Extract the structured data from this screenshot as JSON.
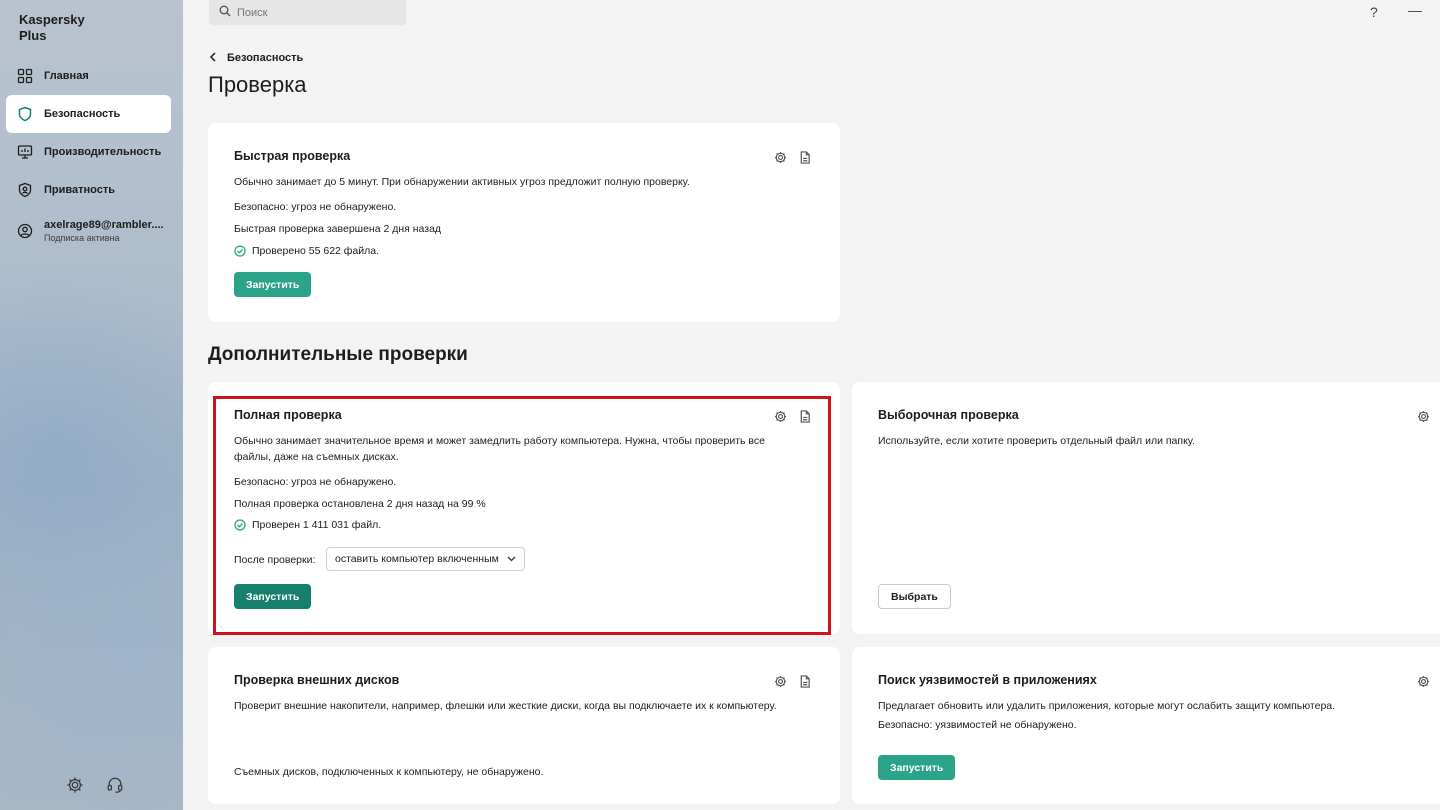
{
  "app": {
    "title_line1": "Kaspersky",
    "title_line2": "Plus"
  },
  "sidebar": {
    "items": [
      {
        "label": "Главная",
        "icon": "grid-icon"
      },
      {
        "label": "Безопасность",
        "icon": "shield-icon",
        "active": true
      },
      {
        "label": "Производительность",
        "icon": "monitor-icon"
      },
      {
        "label": "Приватность",
        "icon": "privacy-shield-icon"
      }
    ],
    "account": {
      "email": "axelrage89@rambler....",
      "status": "Подписка активна"
    }
  },
  "search": {
    "placeholder": "Поиск"
  },
  "topbar": {
    "help": "?",
    "minimize": "—"
  },
  "breadcrumb": {
    "label": "Безопасность"
  },
  "page": {
    "title": "Проверка",
    "section_title": "Дополнительные проверки"
  },
  "quick_scan": {
    "title": "Быстрая проверка",
    "description": "Обычно занимает до 5 минут. При обнаружении активных угроз предложит полную проверку.",
    "status": "Безопасно: угроз не обнаружено.",
    "last": "Быстрая проверка завершена 2 дня назад",
    "checked": "Проверено 55 622 файла.",
    "button": "Запустить"
  },
  "full_scan": {
    "title": "Полная проверка",
    "description_line1": "Обычно занимает значительное время и может замедлить работу компьютера. Нужна, чтобы проверить все",
    "description_line2": "файлы, даже на съемных дисках.",
    "status": "Безопасно: угроз не обнаружено.",
    "last": "Полная проверка остановлена 2 дня назад на 99 %",
    "checked": "Проверен 1 411 031 файл.",
    "after_label": "После проверки:",
    "after_value": "оставить компьютер включенным",
    "button": "Запустить"
  },
  "custom_scan": {
    "title": "Выборочная проверка",
    "description": "Используйте, если хотите проверить отдельный файл или папку.",
    "button": "Выбрать"
  },
  "external_scan": {
    "title": "Проверка внешних дисков",
    "description": "Проверит внешние накопители, например, флешки или жесткие диски, когда вы подключаете их к компьютеру.",
    "status": "Съемных дисков, подключенных к компьютеру, не обнаружено."
  },
  "vuln_scan": {
    "title": "Поиск уязвимостей в приложениях",
    "description": "Предлагает обновить или удалить приложения, которые могут ослабить защиту компьютера.",
    "status": "Безопасно: уязвимостей не обнаружено.",
    "button": "Запустить"
  },
  "colors": {
    "accent": "#2aa389",
    "accent_dark": "#16806c",
    "highlight": "#d0121b"
  }
}
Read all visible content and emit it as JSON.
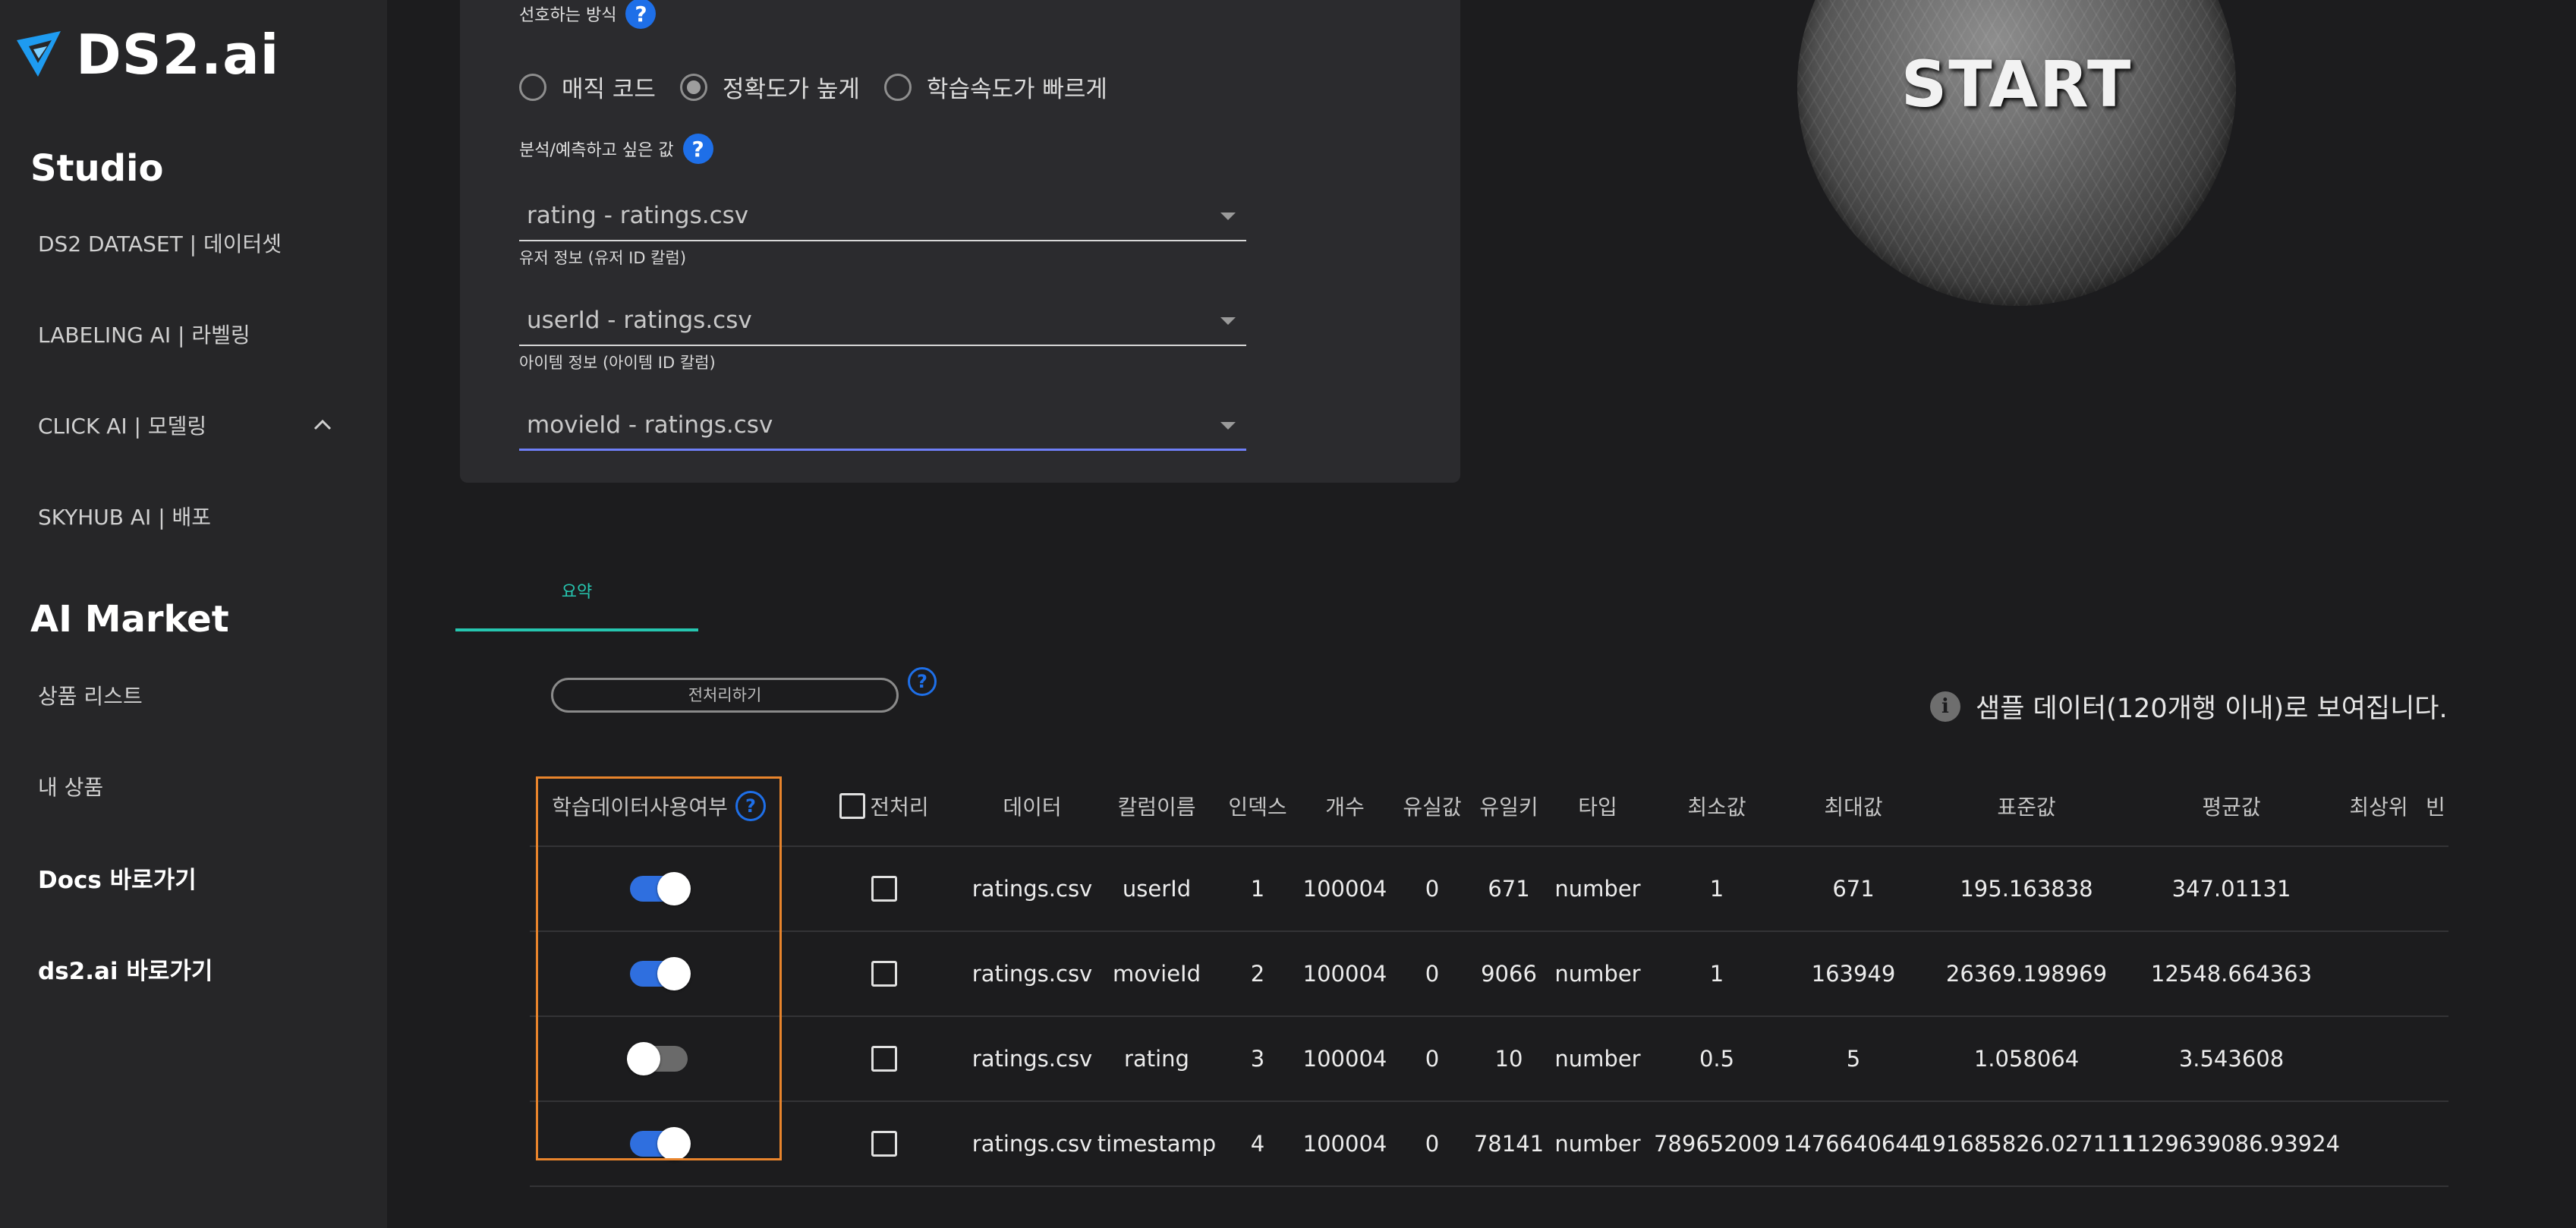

------------------------------------------------------------

Copy out every line of the material above exactly, skipping the pictures.

Written response:
Extract the structured data from this screenshot as JSON.
{
  "app": {
    "title_line1": "Kaspersky",
    "title_line2": "Plus"
  },
  "sidebar": {
    "items": [
      {
        "label": "Главная",
        "icon": "grid-icon"
      },
      {
        "label": "Безопасность",
        "icon": "shield-icon",
        "active": true
      },
      {
        "label": "Производительность",
        "icon": "monitor-icon"
      },
      {
        "label": "Приватность",
        "icon": "privacy-shield-icon"
      }
    ],
    "account": {
      "email": "axelrage89@rambler....",
      "status": "Подписка активна"
    }
  },
  "search": {
    "placeholder": "Поиск"
  },
  "topbar": {
    "help": "?",
    "minimize": "—"
  },
  "breadcrumb": {
    "label": "Безопасность"
  },
  "page": {
    "title": "Проверка",
    "section_title": "Дополнительные проверки"
  },
  "quick_scan": {
    "title": "Быстрая проверка",
    "description": "Обычно занимает до 5 минут. При обнаружении активных угроз предложит полную проверку.",
    "status": "Безопасно: угроз не обнаружено.",
    "last": "Быстрая проверка завершена 2 дня назад",
    "checked": "Проверено 55 622 файла.",
    "button": "Запустить"
  },
  "full_scan": {
    "title": "Полная проверка",
    "description_line1": "Обычно занимает значительное время и может замедлить работу компьютера. Нужна, чтобы проверить все",
    "description_line2": "файлы, даже на съемных дисках.",
    "status": "Безопасно: угроз не обнаружено.",
    "last": "Полная проверка остановлена 2 дня назад на 99 %",
    "checked": "Проверен 1 411 031 файл.",
    "after_label": "После проверки:",
    "after_value": "оставить компьютер включенным",
    "button": "Запустить"
  },
  "custom_scan": {
    "title": "Выборочная проверка",
    "description": "Используйте, если хотите проверить отдельный файл или папку.",
    "button": "Выбрать"
  },
  "external_scan": {
    "title": "Проверка внешних дисков",
    "description": "Проверит внешние накопители, например, флешки или жесткие диски, когда вы подключаете их к компьютеру.",
    "status": "Съемных дисков, подключенных к компьютеру, не обнаружено."
  },
  "vuln_scan": {
    "title": "Поиск уязвимостей в приложениях",
    "description": "Предлагает обновить или удалить приложения, которые могут ослабить защиту компьютера.",
    "status": "Безопасно: уязвимостей не обнаружено.",
    "button": "Запустить"
  },
  "colors": {
    "accent": "#2aa389",
    "accent_dark": "#16806c",
    "highlight": "#d0121b"
  }
}
Read all visible content and emit it as JSON.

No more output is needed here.